■ DIRECTIONS ■
Pull out every line below holding the word "wydajności".

## begin

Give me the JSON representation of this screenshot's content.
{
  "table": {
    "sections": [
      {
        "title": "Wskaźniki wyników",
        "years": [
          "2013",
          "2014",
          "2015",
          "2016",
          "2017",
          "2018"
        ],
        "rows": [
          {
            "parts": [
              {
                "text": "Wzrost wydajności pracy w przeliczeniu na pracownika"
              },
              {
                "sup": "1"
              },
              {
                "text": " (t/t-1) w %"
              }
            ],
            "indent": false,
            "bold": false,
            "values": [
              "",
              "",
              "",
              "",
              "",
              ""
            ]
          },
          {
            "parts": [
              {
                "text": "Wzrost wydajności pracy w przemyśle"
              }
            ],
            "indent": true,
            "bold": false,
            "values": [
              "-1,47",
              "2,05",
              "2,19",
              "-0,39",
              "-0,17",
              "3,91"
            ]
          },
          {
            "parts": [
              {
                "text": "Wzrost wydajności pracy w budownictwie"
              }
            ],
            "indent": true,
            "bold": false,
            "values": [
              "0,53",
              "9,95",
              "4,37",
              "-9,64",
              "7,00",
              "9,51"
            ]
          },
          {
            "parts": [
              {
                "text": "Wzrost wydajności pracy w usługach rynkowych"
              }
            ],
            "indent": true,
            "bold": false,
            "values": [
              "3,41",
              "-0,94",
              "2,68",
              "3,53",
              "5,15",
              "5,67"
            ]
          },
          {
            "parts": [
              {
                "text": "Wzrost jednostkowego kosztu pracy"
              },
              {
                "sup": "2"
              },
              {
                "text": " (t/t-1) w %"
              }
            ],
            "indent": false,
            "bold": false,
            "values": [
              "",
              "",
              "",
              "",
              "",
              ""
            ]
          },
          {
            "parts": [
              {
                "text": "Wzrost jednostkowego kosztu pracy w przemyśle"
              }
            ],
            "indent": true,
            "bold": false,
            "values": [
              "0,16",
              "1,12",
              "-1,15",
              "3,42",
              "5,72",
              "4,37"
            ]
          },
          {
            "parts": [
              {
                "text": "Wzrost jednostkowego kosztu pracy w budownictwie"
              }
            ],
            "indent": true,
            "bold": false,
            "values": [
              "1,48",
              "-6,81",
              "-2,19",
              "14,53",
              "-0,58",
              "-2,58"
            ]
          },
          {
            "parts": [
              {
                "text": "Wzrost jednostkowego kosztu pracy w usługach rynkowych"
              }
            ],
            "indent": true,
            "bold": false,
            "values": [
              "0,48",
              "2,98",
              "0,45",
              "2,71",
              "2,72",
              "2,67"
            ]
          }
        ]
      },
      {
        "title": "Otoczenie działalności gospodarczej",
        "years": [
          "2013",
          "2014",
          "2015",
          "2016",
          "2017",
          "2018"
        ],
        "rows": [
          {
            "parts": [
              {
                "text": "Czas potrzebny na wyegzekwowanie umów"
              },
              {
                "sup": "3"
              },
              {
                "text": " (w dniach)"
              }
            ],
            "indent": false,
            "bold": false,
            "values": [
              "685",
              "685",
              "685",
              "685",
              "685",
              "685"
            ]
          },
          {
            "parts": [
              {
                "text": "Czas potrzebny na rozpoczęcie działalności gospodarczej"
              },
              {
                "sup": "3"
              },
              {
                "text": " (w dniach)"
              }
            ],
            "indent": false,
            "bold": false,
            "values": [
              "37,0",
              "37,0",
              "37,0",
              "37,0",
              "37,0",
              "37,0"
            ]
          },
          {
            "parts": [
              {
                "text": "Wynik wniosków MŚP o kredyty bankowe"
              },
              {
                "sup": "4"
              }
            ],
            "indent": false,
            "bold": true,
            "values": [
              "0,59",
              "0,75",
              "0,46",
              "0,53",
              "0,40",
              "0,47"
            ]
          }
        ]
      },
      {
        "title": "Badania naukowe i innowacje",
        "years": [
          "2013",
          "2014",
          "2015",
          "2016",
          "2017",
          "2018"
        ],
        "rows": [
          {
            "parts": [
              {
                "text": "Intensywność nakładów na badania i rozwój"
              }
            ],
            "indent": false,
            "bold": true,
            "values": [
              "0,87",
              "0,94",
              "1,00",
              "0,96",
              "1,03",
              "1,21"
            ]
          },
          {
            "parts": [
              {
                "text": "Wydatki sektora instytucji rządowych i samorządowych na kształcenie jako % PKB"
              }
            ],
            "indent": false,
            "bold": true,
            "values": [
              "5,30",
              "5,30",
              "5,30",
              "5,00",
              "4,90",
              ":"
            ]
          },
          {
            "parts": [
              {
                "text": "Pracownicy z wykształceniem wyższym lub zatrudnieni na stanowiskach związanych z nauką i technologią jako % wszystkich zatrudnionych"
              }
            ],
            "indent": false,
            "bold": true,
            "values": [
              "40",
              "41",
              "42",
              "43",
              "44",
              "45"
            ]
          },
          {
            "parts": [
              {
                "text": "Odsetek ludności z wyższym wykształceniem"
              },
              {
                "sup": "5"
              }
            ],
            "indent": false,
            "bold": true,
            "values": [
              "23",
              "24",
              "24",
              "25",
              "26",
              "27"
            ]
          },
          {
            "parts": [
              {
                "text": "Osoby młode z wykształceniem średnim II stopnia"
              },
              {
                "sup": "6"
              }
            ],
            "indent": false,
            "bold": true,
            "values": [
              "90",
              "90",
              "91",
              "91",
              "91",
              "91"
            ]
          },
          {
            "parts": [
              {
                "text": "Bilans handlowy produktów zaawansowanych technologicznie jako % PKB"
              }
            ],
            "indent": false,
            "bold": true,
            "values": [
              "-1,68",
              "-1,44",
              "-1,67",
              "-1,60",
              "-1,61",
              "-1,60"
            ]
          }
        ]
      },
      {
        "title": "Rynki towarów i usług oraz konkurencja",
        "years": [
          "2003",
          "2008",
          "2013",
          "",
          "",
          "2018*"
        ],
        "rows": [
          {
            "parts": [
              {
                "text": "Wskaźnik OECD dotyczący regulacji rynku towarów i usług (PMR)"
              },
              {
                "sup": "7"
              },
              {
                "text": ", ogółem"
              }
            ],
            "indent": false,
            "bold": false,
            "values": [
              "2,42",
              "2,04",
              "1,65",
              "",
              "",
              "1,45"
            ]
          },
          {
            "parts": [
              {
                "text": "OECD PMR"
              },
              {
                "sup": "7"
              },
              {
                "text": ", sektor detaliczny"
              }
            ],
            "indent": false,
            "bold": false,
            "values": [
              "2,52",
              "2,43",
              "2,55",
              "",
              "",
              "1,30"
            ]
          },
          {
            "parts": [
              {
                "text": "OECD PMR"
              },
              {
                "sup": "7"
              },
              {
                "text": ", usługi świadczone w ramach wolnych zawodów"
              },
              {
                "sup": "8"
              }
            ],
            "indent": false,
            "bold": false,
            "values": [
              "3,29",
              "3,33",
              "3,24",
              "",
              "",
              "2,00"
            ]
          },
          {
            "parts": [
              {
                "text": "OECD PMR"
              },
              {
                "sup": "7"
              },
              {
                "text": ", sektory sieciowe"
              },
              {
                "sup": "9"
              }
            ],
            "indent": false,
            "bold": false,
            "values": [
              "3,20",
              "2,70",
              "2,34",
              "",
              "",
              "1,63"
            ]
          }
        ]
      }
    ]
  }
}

## end

■ EXERCISE RESPONSE ■
                "text": "Wzrost wydajności pracy w przeliczeniu na pracownika"
                "text": "Wzrost wydajności pracy w przemyśle"
                "text": "Wzrost wydajności pracy w budownictwie"
                "text": "Wzrost wydajności pracy w usługach rynkowych"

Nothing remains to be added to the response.